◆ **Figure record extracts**
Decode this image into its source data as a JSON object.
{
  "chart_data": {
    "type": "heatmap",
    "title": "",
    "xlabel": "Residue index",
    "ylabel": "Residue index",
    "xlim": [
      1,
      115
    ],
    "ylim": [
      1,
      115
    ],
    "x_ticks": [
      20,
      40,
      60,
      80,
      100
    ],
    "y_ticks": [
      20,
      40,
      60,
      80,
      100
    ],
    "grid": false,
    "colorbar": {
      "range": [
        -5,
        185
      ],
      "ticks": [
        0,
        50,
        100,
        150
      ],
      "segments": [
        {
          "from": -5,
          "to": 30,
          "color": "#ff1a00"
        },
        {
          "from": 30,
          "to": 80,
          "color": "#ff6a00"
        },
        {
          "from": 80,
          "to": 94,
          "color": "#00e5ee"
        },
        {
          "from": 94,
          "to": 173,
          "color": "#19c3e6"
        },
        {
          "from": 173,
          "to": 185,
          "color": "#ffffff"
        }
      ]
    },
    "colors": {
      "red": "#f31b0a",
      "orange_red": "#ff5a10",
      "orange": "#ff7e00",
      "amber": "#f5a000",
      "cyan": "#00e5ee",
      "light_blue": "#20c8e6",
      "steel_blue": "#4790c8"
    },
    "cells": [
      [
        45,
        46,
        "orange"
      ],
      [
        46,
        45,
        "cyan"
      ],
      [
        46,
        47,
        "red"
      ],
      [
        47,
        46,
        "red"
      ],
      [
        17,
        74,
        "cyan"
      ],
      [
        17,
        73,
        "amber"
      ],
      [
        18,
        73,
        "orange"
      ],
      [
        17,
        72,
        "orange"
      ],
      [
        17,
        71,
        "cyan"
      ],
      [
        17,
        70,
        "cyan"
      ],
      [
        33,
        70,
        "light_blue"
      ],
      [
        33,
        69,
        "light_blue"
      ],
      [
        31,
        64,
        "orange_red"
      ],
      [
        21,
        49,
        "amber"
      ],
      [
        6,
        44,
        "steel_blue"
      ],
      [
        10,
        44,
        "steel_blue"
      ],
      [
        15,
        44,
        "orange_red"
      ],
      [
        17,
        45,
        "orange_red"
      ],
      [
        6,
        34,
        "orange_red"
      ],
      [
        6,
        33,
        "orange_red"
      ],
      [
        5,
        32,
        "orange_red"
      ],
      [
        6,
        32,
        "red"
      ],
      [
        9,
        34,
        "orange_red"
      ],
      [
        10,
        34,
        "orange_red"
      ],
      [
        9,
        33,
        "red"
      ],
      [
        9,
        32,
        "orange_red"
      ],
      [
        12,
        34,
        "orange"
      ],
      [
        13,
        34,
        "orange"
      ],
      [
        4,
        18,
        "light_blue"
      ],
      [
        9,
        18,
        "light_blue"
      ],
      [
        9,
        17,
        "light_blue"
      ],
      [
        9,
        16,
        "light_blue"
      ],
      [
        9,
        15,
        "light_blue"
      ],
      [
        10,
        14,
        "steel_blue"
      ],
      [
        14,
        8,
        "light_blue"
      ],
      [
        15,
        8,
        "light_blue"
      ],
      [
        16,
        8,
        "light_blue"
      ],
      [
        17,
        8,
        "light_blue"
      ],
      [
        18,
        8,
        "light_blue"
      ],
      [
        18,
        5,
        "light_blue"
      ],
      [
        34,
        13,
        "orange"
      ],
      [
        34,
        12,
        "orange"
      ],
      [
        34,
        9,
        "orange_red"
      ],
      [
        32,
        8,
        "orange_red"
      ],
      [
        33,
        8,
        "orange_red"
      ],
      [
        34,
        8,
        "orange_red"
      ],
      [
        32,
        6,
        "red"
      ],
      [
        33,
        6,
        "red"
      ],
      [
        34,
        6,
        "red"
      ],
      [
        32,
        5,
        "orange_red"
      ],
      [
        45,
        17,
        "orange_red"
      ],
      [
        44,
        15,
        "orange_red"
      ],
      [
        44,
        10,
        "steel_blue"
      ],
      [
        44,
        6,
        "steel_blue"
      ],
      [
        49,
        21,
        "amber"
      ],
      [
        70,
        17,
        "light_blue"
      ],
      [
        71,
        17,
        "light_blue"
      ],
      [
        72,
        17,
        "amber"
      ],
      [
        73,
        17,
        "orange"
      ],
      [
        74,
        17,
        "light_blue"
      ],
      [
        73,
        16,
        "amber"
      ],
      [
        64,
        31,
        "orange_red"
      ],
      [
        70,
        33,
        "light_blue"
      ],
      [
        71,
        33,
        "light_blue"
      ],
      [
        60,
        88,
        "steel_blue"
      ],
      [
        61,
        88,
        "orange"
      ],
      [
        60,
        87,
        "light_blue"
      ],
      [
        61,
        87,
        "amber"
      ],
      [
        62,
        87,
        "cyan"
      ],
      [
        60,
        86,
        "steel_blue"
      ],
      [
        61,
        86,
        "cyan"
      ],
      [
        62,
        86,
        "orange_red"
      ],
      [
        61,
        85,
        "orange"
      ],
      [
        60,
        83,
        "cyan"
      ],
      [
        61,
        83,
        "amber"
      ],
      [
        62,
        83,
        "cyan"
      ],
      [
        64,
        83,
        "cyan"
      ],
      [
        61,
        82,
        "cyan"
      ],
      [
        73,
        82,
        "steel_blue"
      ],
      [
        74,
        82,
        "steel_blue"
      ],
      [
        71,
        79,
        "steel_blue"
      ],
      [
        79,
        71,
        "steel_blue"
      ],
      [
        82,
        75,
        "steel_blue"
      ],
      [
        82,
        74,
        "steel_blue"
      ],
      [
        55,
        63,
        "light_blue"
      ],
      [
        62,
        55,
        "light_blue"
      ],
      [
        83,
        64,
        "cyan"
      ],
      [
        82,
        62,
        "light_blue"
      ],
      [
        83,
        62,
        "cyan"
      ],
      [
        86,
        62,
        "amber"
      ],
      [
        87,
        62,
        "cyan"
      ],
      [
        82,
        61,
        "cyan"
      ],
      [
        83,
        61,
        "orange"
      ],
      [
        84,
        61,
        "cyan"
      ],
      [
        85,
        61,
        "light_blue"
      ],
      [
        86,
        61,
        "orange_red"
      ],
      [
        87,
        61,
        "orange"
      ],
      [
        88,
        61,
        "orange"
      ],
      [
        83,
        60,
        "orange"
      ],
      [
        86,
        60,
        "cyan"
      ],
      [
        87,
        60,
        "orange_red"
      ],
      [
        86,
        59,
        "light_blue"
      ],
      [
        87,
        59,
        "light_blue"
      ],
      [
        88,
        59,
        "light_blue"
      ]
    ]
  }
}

◆ **EXERCISE TASK**
Repeat back the data above, exact to the last character.

◆ **TASK RESULT**
Decode this image into its source data as a JSON object.
{
  "chart_data": {
    "type": "heatmap",
    "title": "",
    "xlabel": "Residue index",
    "ylabel": "Residue index",
    "xlim": [
      1,
      115
    ],
    "ylim": [
      1,
      115
    ],
    "x_ticks": [
      20,
      40,
      60,
      80,
      100
    ],
    "y_ticks": [
      20,
      40,
      60,
      80,
      100
    ],
    "grid": false,
    "colorbar": {
      "range": [
        -5,
        185
      ],
      "ticks": [
        0,
        50,
        100,
        150
      ],
      "segments": [
        {
          "from": -5,
          "to": 30,
          "color": "#ff1a00"
        },
        {
          "from": 30,
          "to": 80,
          "color": "#ff6a00"
        },
        {
          "from": 80,
          "to": 94,
          "color": "#00e5ee"
        },
        {
          "from": 94,
          "to": 173,
          "color": "#19c3e6"
        },
        {
          "from": 173,
          "to": 185,
          "color": "#ffffff"
        }
      ]
    },
    "colors": {
      "red": "#f31b0a",
      "orange_red": "#ff5a10",
      "orange": "#ff7e00",
      "amber": "#f5a000",
      "cyan": "#00e5ee",
      "light_blue": "#20c8e6",
      "steel_blue": "#4790c8"
    },
    "cells": [
      [
        45,
        46,
        "orange"
      ],
      [
        46,
        45,
        "cyan"
      ],
      [
        46,
        47,
        "red"
      ],
      [
        47,
        46,
        "red"
      ],
      [
        17,
        74,
        "cyan"
      ],
      [
        17,
        73,
        "amber"
      ],
      [
        18,
        73,
        "orange"
      ],
      [
        17,
        72,
        "orange"
      ],
      [
        17,
        71,
        "cyan"
      ],
      [
        17,
        70,
        "cyan"
      ],
      [
        33,
        70,
        "light_blue"
      ],
      [
        33,
        69,
        "light_blue"
      ],
      [
        31,
        64,
        "orange_red"
      ],
      [
        21,
        49,
        "amber"
      ],
      [
        6,
        44,
        "steel_blue"
      ],
      [
        10,
        44,
        "steel_blue"
      ],
      [
        15,
        44,
        "orange_red"
      ],
      [
        17,
        45,
        "orange_red"
      ],
      [
        6,
        34,
        "orange_red"
      ],
      [
        6,
        33,
        "orange_red"
      ],
      [
        5,
        32,
        "orange_red"
      ],
      [
        6,
        32,
        "red"
      ],
      [
        9,
        34,
        "orange_red"
      ],
      [
        10,
        34,
        "orange_red"
      ],
      [
        9,
        33,
        "red"
      ],
      [
        9,
        32,
        "orange_red"
      ],
      [
        12,
        34,
        "orange"
      ],
      [
        13,
        34,
        "orange"
      ],
      [
        4,
        18,
        "light_blue"
      ],
      [
        9,
        18,
        "light_blue"
      ],
      [
        9,
        17,
        "light_blue"
      ],
      [
        9,
        16,
        "light_blue"
      ],
      [
        9,
        15,
        "light_blue"
      ],
      [
        10,
        14,
        "steel_blue"
      ],
      [
        14,
        8,
        "light_blue"
      ],
      [
        15,
        8,
        "light_blue"
      ],
      [
        16,
        8,
        "light_blue"
      ],
      [
        17,
        8,
        "light_blue"
      ],
      [
        18,
        8,
        "light_blue"
      ],
      [
        18,
        5,
        "light_blue"
      ],
      [
        34,
        13,
        "orange"
      ],
      [
        34,
        12,
        "orange"
      ],
      [
        34,
        9,
        "orange_red"
      ],
      [
        32,
        8,
        "orange_red"
      ],
      [
        33,
        8,
        "orange_red"
      ],
      [
        34,
        8,
        "orange_red"
      ],
      [
        32,
        6,
        "red"
      ],
      [
        33,
        6,
        "red"
      ],
      [
        34,
        6,
        "red"
      ],
      [
        32,
        5,
        "orange_red"
      ],
      [
        45,
        17,
        "orange_red"
      ],
      [
        44,
        15,
        "orange_red"
      ],
      [
        44,
        10,
        "steel_blue"
      ],
      [
        44,
        6,
        "steel_blue"
      ],
      [
        49,
        21,
        "amber"
      ],
      [
        70,
        17,
        "light_blue"
      ],
      [
        71,
        17,
        "light_blue"
      ],
      [
        72,
        17,
        "amber"
      ],
      [
        73,
        17,
        "orange"
      ],
      [
        74,
        17,
        "light_blue"
      ],
      [
        73,
        16,
        "amber"
      ],
      [
        64,
        31,
        "orange_red"
      ],
      [
        70,
        33,
        "light_blue"
      ],
      [
        71,
        33,
        "light_blue"
      ],
      [
        60,
        88,
        "steel_blue"
      ],
      [
        61,
        88,
        "orange"
      ],
      [
        60,
        87,
        "light_blue"
      ],
      [
        61,
        87,
        "amber"
      ],
      [
        62,
        87,
        "cyan"
      ],
      [
        60,
        86,
        "steel_blue"
      ],
      [
        61,
        86,
        "cyan"
      ],
      [
        62,
        86,
        "orange_red"
      ],
      [
        61,
        85,
        "orange"
      ],
      [
        60,
        83,
        "cyan"
      ],
      [
        61,
        83,
        "amber"
      ],
      [
        62,
        83,
        "cyan"
      ],
      [
        64,
        83,
        "cyan"
      ],
      [
        61,
        82,
        "cyan"
      ],
      [
        73,
        82,
        "steel_blue"
      ],
      [
        74,
        82,
        "steel_blue"
      ],
      [
        71,
        79,
        "steel_blue"
      ],
      [
        79,
        71,
        "steel_blue"
      ],
      [
        82,
        75,
        "steel_blue"
      ],
      [
        82,
        74,
        "steel_blue"
      ],
      [
        55,
        63,
        "light_blue"
      ],
      [
        62,
        55,
        "light_blue"
      ],
      [
        83,
        64,
        "cyan"
      ],
      [
        82,
        62,
        "light_blue"
      ],
      [
        83,
        62,
        "cyan"
      ],
      [
        86,
        62,
        "amber"
      ],
      [
        87,
        62,
        "cyan"
      ],
      [
        82,
        61,
        "cyan"
      ],
      [
        83,
        61,
        "orange"
      ],
      [
        84,
        61,
        "cyan"
      ],
      [
        85,
        61,
        "light_blue"
      ],
      [
        86,
        61,
        "orange_red"
      ],
      [
        87,
        61,
        "orange"
      ],
      [
        88,
        61,
        "orange"
      ],
      [
        83,
        60,
        "orange"
      ],
      [
        86,
        60,
        "cyan"
      ],
      [
        87,
        60,
        "orange_red"
      ],
      [
        86,
        59,
        "light_blue"
      ],
      [
        87,
        59,
        "light_blue"
      ],
      [
        88,
        59,
        "light_blue"
      ]
    ]
  }
}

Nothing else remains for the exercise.